• _Dataset records_:
## START

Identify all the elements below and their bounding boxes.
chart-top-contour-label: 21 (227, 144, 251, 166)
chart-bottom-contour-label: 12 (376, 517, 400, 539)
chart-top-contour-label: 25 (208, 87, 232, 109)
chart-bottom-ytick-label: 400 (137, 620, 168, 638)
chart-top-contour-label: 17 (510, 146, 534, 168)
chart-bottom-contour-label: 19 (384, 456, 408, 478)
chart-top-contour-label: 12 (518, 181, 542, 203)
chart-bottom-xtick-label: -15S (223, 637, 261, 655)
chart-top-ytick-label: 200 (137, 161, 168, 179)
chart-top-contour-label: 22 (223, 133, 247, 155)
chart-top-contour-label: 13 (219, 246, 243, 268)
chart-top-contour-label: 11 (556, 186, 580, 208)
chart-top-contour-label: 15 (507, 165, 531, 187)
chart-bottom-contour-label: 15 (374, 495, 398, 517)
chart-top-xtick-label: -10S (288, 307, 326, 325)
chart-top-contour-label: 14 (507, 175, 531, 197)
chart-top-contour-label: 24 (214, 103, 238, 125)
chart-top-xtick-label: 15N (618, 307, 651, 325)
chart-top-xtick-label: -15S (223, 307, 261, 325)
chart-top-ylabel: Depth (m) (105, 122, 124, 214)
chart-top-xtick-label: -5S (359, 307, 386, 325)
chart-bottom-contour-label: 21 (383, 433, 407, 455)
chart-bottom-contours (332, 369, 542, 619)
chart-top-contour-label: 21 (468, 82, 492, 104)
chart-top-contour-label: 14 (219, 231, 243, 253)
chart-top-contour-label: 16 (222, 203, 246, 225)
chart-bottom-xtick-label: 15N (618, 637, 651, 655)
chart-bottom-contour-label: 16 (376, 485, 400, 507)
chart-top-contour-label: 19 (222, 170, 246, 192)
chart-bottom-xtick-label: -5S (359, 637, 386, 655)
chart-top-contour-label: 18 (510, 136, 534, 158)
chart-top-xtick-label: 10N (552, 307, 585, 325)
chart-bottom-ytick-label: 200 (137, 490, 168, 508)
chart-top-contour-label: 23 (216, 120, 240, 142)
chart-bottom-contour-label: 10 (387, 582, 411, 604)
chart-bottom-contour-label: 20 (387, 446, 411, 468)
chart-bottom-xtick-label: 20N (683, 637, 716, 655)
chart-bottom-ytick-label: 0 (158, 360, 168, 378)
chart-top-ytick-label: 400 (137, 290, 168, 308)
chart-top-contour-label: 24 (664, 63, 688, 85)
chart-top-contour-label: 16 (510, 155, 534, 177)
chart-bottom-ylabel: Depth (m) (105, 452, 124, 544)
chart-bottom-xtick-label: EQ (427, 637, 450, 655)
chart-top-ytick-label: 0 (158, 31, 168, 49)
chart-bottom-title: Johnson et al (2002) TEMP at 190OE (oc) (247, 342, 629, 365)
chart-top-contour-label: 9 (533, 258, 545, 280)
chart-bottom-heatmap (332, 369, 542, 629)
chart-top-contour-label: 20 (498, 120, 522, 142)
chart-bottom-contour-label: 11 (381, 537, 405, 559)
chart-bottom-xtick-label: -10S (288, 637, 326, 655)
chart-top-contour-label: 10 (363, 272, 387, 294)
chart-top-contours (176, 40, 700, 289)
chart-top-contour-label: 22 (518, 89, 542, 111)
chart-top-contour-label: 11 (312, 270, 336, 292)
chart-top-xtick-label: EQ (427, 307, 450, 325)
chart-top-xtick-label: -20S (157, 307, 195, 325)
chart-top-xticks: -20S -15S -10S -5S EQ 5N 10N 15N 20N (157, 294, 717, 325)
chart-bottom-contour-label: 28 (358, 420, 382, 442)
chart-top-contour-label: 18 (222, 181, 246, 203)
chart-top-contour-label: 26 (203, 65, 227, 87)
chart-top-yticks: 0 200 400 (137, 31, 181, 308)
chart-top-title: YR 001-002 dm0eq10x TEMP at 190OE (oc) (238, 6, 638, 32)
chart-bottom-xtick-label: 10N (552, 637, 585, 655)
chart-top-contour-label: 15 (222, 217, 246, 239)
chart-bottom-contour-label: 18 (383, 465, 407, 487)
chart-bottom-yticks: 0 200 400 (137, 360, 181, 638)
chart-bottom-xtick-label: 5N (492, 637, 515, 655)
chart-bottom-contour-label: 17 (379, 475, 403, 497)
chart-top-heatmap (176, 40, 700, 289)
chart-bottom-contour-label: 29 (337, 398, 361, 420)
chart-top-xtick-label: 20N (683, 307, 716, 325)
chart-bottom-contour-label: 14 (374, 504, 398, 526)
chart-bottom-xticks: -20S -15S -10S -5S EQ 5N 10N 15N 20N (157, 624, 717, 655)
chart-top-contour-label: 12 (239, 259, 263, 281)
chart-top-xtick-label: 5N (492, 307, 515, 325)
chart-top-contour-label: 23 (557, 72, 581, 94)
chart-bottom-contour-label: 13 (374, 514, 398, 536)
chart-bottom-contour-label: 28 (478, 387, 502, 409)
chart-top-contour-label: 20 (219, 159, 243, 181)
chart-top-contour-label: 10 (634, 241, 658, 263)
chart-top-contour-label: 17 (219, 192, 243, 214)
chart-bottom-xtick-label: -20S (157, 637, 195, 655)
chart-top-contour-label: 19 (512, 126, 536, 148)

## END

• _Problem to solve_: Copy every entry above line for line, keeping each character unchanged.

• _Complete answer_:
Identify all the elements below and their bounding boxes.
chart-top-contour-label: 21 (227, 144, 251, 166)
chart-bottom-contour-label: 12 (376, 517, 400, 539)
chart-top-contour-label: 25 (208, 87, 232, 109)
chart-bottom-ytick-label: 400 (137, 620, 168, 638)
chart-top-contour-label: 17 (510, 146, 534, 168)
chart-bottom-contour-label: 19 (384, 456, 408, 478)
chart-top-contour-label: 12 (518, 181, 542, 203)
chart-bottom-xtick-label: -15S (223, 637, 261, 655)
chart-top-ytick-label: 200 (137, 161, 168, 179)
chart-top-contour-label: 22 (223, 133, 247, 155)
chart-top-contour-label: 13 (219, 246, 243, 268)
chart-top-contour-label: 11 (556, 186, 580, 208)
chart-top-contour-label: 15 (507, 165, 531, 187)
chart-bottom-contour-label: 15 (374, 495, 398, 517)
chart-top-xtick-label: -10S (288, 307, 326, 325)
chart-top-contour-label: 14 (507, 175, 531, 197)
chart-top-contour-label: 24 (214, 103, 238, 125)
chart-top-xtick-label: 15N (618, 307, 651, 325)
chart-top-xtick-label: -15S (223, 307, 261, 325)
chart-top-ylabel: Depth (m) (105, 122, 124, 214)
chart-top-xtick-label: -5S (359, 307, 386, 325)
chart-bottom-contour-label: 21 (383, 433, 407, 455)
chart-bottom-contours (332, 369, 542, 619)
chart-top-contour-label: 21 (468, 82, 492, 104)
chart-top-contour-label: 14 (219, 231, 243, 253)
chart-top-contour-label: 16 (222, 203, 246, 225)
chart-bottom-xtick-label: 15N (618, 637, 651, 655)
chart-bottom-contour-label: 16 (376, 485, 400, 507)
chart-top-contour-label: 19 (222, 170, 246, 192)
chart-bottom-xtick-label: -5S (359, 637, 386, 655)
chart-top-contour-label: 18 (510, 136, 534, 158)
chart-top-xtick-label: 10N (552, 307, 585, 325)
chart-bottom-ytick-label: 200 (137, 490, 168, 508)
chart-top-contour-label: 23 (216, 120, 240, 142)
chart-bottom-contour-label: 10 (387, 582, 411, 604)
chart-bottom-contour-label: 20 (387, 446, 411, 468)
chart-bottom-xtick-label: 20N (683, 637, 716, 655)
chart-bottom-ytick-label: 0 (158, 360, 168, 378)
chart-top-ytick-label: 400 (137, 290, 168, 308)
chart-top-contour-label: 24 (664, 63, 688, 85)
chart-top-contour-label: 16 (510, 155, 534, 177)
chart-bottom-ylabel: Depth (m) (105, 452, 124, 544)
chart-bottom-xtick-label: EQ (427, 637, 450, 655)
chart-top-ytick-label: 0 (158, 31, 168, 49)
chart-bottom-title: Johnson et al (2002) TEMP at 190OE (oc) (247, 342, 629, 365)
chart-top-contour-label: 9 (533, 258, 545, 280)
chart-bottom-heatmap (332, 369, 542, 629)
chart-top-contour-label: 20 (498, 120, 522, 142)
chart-bottom-contour-label: 11 (381, 537, 405, 559)
chart-bottom-xtick-label: -10S (288, 637, 326, 655)
chart-top-contour-label: 10 (363, 272, 387, 294)
chart-top-contours (176, 40, 700, 289)
chart-top-contour-label: 22 (518, 89, 542, 111)
chart-top-contour-label: 11 (312, 270, 336, 292)
chart-top-xtick-label: EQ (427, 307, 450, 325)
chart-top-xtick-label: -20S (157, 307, 195, 325)
chart-top-xticks: -20S -15S -10S -5S EQ 5N 10N 15N 20N (157, 294, 717, 325)
chart-bottom-contour-label: 28 (358, 420, 382, 442)
chart-top-contour-label: 18 (222, 181, 246, 203)
chart-top-contour-label: 26 (203, 65, 227, 87)
chart-top-yticks: 0 200 400 (137, 31, 181, 308)
chart-top-title: YR 001-002 dm0eq10x TEMP at 190OE (oc) (238, 6, 638, 32)
chart-bottom-xtick-label: 10N (552, 637, 585, 655)
chart-top-contour-label: 15 (222, 217, 246, 239)
chart-bottom-contour-label: 18 (383, 465, 407, 487)
chart-bottom-yticks: 0 200 400 (137, 360, 181, 638)
chart-bottom-xtick-label: 5N (492, 637, 515, 655)
chart-bottom-contour-label: 17 (379, 475, 403, 497)
chart-top-heatmap (176, 40, 700, 289)
chart-bottom-contour-label: 29 (337, 398, 361, 420)
chart-top-xtick-label: 20N (683, 307, 716, 325)
chart-bottom-contour-label: 14 (374, 504, 398, 526)
chart-bottom-xticks: -20S -15S -10S -5S EQ 5N 10N 15N 20N (157, 624, 717, 655)
chart-top-contour-label: 12 (239, 259, 263, 281)
chart-top-xtick-label: 5N (492, 307, 515, 325)
chart-top-contour-label: 23 (557, 72, 581, 94)
chart-bottom-contour-label: 13 (374, 514, 398, 536)
chart-bottom-contour-label: 28 (478, 387, 502, 409)
chart-top-contour-label: 20 (219, 159, 243, 181)
chart-top-contour-label: 10 (634, 241, 658, 263)
chart-top-contour-label: 17 (219, 192, 243, 214)
chart-bottom-xtick-label: -20S (157, 637, 195, 655)
chart-top-contour-label: 19 (512, 126, 536, 148)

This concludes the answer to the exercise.